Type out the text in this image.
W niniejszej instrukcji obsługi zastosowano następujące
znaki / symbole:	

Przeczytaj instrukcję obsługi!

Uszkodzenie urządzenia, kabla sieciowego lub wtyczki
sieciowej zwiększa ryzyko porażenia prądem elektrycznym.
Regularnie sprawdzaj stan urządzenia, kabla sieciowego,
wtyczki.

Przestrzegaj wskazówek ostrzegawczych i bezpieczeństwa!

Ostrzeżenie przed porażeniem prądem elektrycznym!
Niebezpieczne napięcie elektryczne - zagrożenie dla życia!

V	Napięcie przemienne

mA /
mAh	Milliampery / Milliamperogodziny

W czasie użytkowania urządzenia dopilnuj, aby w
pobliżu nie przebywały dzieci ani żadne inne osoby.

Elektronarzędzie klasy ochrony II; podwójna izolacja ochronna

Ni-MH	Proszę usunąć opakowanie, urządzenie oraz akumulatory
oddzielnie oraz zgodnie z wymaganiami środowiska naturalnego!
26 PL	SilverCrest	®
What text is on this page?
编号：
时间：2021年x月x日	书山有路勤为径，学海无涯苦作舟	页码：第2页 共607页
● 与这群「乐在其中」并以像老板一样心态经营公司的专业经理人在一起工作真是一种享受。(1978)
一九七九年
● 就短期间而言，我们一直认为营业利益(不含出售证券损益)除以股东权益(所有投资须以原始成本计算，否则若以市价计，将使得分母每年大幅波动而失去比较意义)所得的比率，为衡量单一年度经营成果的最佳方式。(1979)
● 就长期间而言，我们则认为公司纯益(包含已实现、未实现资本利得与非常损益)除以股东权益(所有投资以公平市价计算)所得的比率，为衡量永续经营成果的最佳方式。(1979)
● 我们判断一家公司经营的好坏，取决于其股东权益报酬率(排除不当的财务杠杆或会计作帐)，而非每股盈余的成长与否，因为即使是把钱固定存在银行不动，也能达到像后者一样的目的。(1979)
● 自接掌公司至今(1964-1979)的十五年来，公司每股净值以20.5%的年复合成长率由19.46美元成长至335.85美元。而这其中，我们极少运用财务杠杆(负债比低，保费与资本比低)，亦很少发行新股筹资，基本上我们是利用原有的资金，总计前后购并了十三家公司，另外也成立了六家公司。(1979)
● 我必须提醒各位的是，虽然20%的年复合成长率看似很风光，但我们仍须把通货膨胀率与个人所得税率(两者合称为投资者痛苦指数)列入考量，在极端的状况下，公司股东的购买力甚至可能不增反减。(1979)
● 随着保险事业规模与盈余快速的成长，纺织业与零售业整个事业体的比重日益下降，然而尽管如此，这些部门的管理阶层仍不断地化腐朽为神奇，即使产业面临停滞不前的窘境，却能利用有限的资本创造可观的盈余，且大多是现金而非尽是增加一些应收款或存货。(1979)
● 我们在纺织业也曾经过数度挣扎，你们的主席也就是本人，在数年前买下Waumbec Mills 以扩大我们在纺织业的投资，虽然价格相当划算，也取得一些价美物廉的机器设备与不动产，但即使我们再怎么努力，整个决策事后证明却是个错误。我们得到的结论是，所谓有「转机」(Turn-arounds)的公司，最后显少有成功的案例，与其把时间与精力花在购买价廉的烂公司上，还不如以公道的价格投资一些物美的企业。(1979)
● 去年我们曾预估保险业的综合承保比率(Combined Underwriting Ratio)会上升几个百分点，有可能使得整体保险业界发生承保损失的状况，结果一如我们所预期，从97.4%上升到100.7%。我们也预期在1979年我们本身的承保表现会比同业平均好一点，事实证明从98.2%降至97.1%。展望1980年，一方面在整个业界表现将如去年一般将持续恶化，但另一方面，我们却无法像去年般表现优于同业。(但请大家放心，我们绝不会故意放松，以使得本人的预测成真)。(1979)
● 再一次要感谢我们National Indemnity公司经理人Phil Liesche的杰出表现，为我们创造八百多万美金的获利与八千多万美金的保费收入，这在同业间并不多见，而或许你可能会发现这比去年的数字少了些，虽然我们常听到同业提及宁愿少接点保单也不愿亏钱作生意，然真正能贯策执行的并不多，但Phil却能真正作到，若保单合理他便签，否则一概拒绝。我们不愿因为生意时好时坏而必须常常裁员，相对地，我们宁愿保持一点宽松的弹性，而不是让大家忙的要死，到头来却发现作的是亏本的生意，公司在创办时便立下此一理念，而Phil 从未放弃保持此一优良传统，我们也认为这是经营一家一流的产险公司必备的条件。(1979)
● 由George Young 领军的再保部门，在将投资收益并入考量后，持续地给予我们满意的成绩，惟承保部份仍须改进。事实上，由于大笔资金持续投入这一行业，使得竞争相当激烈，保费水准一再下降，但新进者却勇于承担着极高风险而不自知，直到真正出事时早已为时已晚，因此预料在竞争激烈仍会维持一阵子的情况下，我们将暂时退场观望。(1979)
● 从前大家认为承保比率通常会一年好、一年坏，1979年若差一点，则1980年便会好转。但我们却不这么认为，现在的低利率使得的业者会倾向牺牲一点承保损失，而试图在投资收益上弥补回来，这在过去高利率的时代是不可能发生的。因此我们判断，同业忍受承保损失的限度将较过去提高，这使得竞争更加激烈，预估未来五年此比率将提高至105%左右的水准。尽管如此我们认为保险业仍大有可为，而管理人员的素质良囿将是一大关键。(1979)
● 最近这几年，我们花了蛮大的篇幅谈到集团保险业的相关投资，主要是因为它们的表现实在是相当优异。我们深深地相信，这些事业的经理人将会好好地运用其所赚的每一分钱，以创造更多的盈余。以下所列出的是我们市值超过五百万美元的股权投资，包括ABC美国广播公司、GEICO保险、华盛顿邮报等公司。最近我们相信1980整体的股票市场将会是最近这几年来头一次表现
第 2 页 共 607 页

+ + + +

_Your task:_ Print every line of the records exactly. Omit nothing.

_The answer:_
Type out the text in this image.
W niniejszej instrukcji obsługi zastosowano następujące
znaki / symbole:	

Przeczytaj instrukcję obsługi!

Uszkodzenie urządzenia, kabla sieciowego lub wtyczki
sieciowej zwiększa ryzyko porażenia prądem elektrycznym.
Regularnie sprawdzaj stan urządzenia, kabla sieciowego,
wtyczki.

Przestrzegaj wskazówek ostrzegawczych i bezpieczeństwa!

Ostrzeżenie przed porażeniem prądem elektrycznym!
Niebezpieczne napięcie elektryczne - zagrożenie dla życia!

V	Napięcie przemienne

mA /
mAh	Milliampery / Milliamperogodziny

W czasie użytkowania urządzenia dopilnuj, aby w
pobliżu nie przebywały dzieci ani żadne inne osoby.

Elektronarzędzie klasy ochrony II; podwójna izolacja ochronna

Ni-MH	Proszę usunąć opakowanie, urządzenie oraz akumulatory
oddzielnie oraz zgodnie z wymaganiami środowiska naturalnego!
26 PL	SilverCrest	®
What text is on this page?
编号：
时间：2021年x月x日	书山有路勤为径，学海无涯苦作舟	页码：第2页 共607页
● 与这群「乐在其中」并以像老板一样心态经营公司的专业经理人在一起工作真是一种享受。(1978)
一九七九年
● 就短期间而言，我们一直认为营业利益(不含出售证券损益)除以股东权益(所有投资须以原始成本计算，否则若以市价计，将使得分母每年大幅波动而失去比较意义)所得的比率，为衡量单一年度经营成果的最佳方式。(1979)
● 就长期间而言，我们则认为公司纯益(包含已实现、未实现资本利得与非常损益)除以股东权益(所有投资以公平市价计算)所得的比率，为衡量永续经营成果的最佳方式。(1979)
● 我们判断一家公司经营的好坏，取决于其股东权益报酬率(排除不当的财务杠杆或会计作帐)，而非每股盈余的成长与否，因为即使是把钱固定存在银行不动，也能达到像后者一样的目的。(1979)
● 自接掌公司至今(1964-1979)的十五年来，公司每股净值以20.5%的年复合成长率由19.46美元成长至335.85美元。而这其中，我们极少运用财务杠杆(负债比低，保费与资本比低)，亦很少发行新股筹资，基本上我们是利用原有的资金，总计前后购并了十三家公司，另外也成立了六家公司。(1979)
● 我必须提醒各位的是，虽然20%的年复合成长率看似很风光，但我们仍须把通货膨胀率与个人所得税率(两者合称为投资者痛苦指数)列入考量，在极端的状况下，公司股东的购买力甚至可能不增反减。(1979)
● 随着保险事业规模与盈余快速的成长，纺织业与零售业整个事业体的比重日益下降，然而尽管如此，这些部门的管理阶层仍不断地化腐朽为神奇，即使产业面临停滞不前的窘境，却能利用有限的资本创造可观的盈余，且大多是现金而非尽是增加一些应收款或存货。(1979)
● 我们在纺织业也曾经过数度挣扎，你们的主席也就是本人，在数年前买下Waumbec Mills 以扩大我们在纺织业的投资，虽然价格相当划算，也取得一些价美物廉的机器设备与不动产，但即使我们再怎么努力，整个决策事后证明却是个错误。我们得到的结论是，所谓有「转机」(Turn-arounds)的公司，最后显少有成功的案例，与其把时间与精力花在购买价廉的烂公司上，还不如以公道的价格投资一些物美的企业。(1979)
● 去年我们曾预估保险业的综合承保比率(Combined Underwriting Ratio)会上升几个百分点，有可能使得整体保险业界发生承保损失的状况，结果一如我们所预期，从97.4%上升到100.7%。我们也预期在1979年我们本身的承保表现会比同业平均好一点，事实证明从98.2%降至97.1%。展望1980年，一方面在整个业界表现将如去年一般将持续恶化，但另一方面，我们却无法像去年般表现优于同业。(但请大家放心，我们绝不会故意放松，以使得本人的预测成真)。(1979)
● 再一次要感谢我们National Indemnity公司经理人Phil Liesche的杰出表现，为我们创造八百多万美金的获利与八千多万美金的保费收入，这在同业间并不多见，而或许你可能会发现这比去年的数字少了些，虽然我们常听到同业提及宁愿少接点保单也不愿亏钱作生意，然真正能贯策执行的并不多，但Phil却能真正作到，若保单合理他便签，否则一概拒绝。我们不愿因为生意时好时坏而必须常常裁员，相对地，我们宁愿保持一点宽松的弹性，而不是让大家忙的要死，到头来却发现作的是亏本的生意，公司在创办时便立下此一理念，而Phil 从未放弃保持此一优良传统，我们也认为这是经营一家一流的产险公司必备的条件。(1979)
● 由George Young 领军的再保部门，在将投资收益并入考量后，持续地给予我们满意的成绩，惟承保部份仍须改进。事实上，由于大笔资金持续投入这一行业，使得竞争相当激烈，保费水准一再下降，但新进者却勇于承担着极高风险而不自知，直到真正出事时早已为时已晚，因此预料在竞争激烈仍会维持一阵子的情况下，我们将暂时退场观望。(1979)
● 从前大家认为承保比率通常会一年好、一年坏，1979年若差一点，则1980年便会好转。但我们却不这么认为，现在的低利率使得的业者会倾向牺牲一点承保损失，而试图在投资收益上弥补回来，这在过去高利率的时代是不可能发生的。因此我们判断，同业忍受承保损失的限度将较过去提高，这使得竞争更加激烈，预估未来五年此比率将提高至105%左右的水准。尽管如此我们认为保险业仍大有可为，而管理人员的素质良囿将是一大关键。(1979)
● 最近这几年，我们花了蛮大的篇幅谈到集团保险业的相关投资，主要是因为它们的表现实在是相当优异。我们深深地相信，这些事业的经理人将会好好地运用其所赚的每一分钱，以创造更多的盈余。以下所列出的是我们市值超过五百万美元的股权投资，包括ABC美国广播公司、GEICO保险、华盛顿邮报等公司。最近我们相信1980整体的股票市场将会是最近这几年来头一次表现
第 2 页 共 607 页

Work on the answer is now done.